* Start EXTRACTED DATA *

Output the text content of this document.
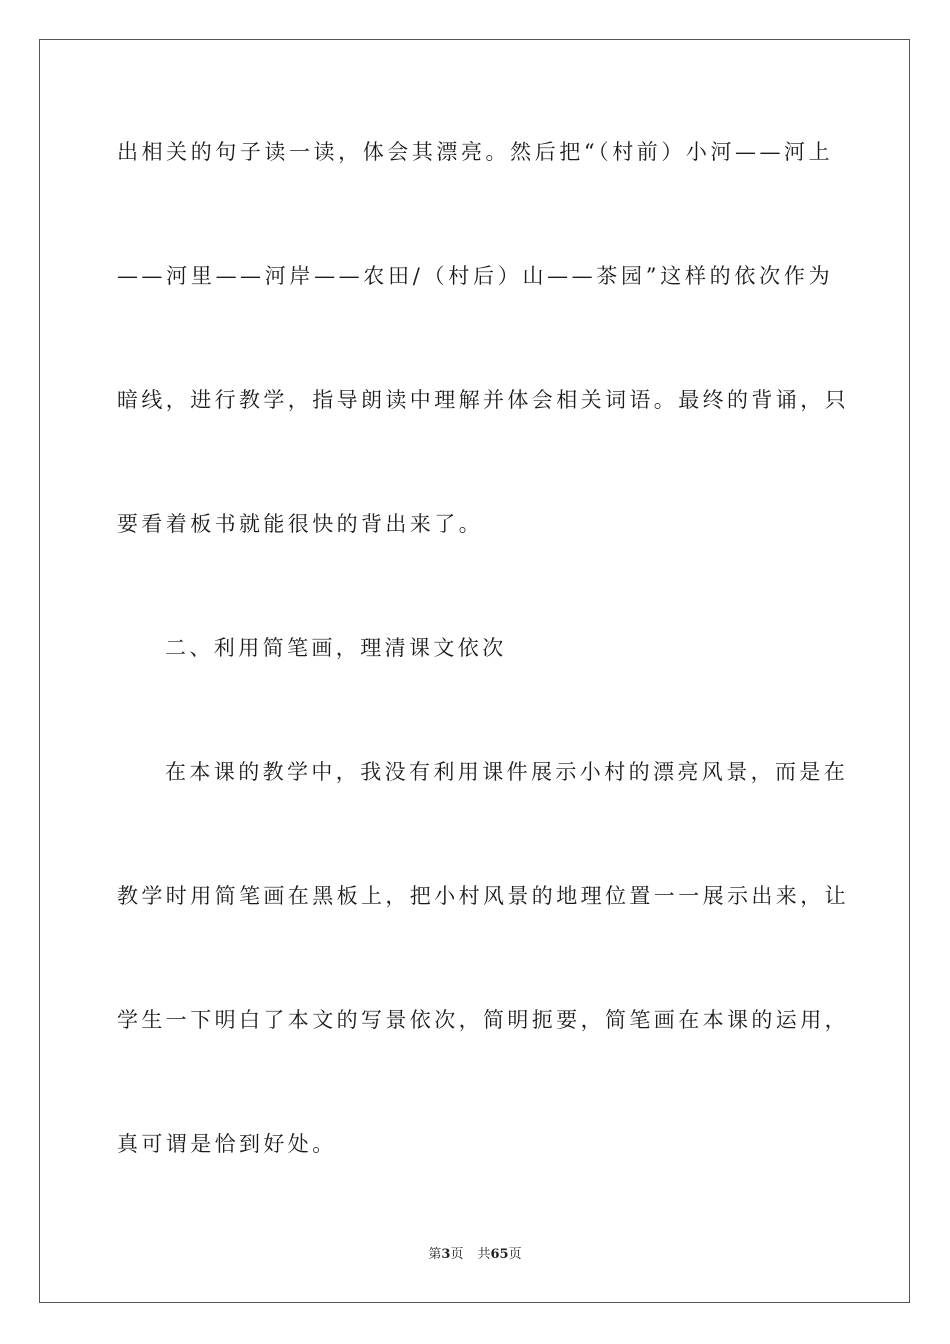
出相关的句子读一读，体会其漂亮。然后把“（村前）小河——河上
——河里——河岸——农田/（村后）山——茶园”这样的依次作为
暗线，进行教学，指导朗读中理解并体会相关词语。最终的背诵，只
要看着板书就能很快的背出来了。
二、利用简笔画，理清课文依次
在本课的教学中，我没有利用课件展示小村的漂亮风景，而是在
教学时用简笔画在黑板上，把小村风景的地理位置一一展示出来，让
学生一下明白了本文的写景依次，简明扼要，简笔画在本课的运用，
真可谓是恰到好处。
第3页 共65页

* End EXTRACTED DATA *

• **SHORT EXERCISE**
Repeat each line of the records above exactly, but do not copy the pictures.

• **RESULT OF THE TASK**
Output the text content of this document.
出相关的句子读一读，体会其漂亮。然后把“（村前）小河——河上
——河里——河岸——农田/（村后）山——茶园”这样的依次作为
暗线，进行教学，指导朗读中理解并体会相关词语。最终的背诵，只
要看着板书就能很快的背出来了。
二、利用简笔画，理清课文依次
在本课的教学中，我没有利用课件展示小村的漂亮风景，而是在
教学时用简笔画在黑板上，把小村风景的地理位置一一展示出来，让
学生一下明白了本文的写景依次，简明扼要，简笔画在本课的运用，
真可谓是恰到好处。
第3页 共65页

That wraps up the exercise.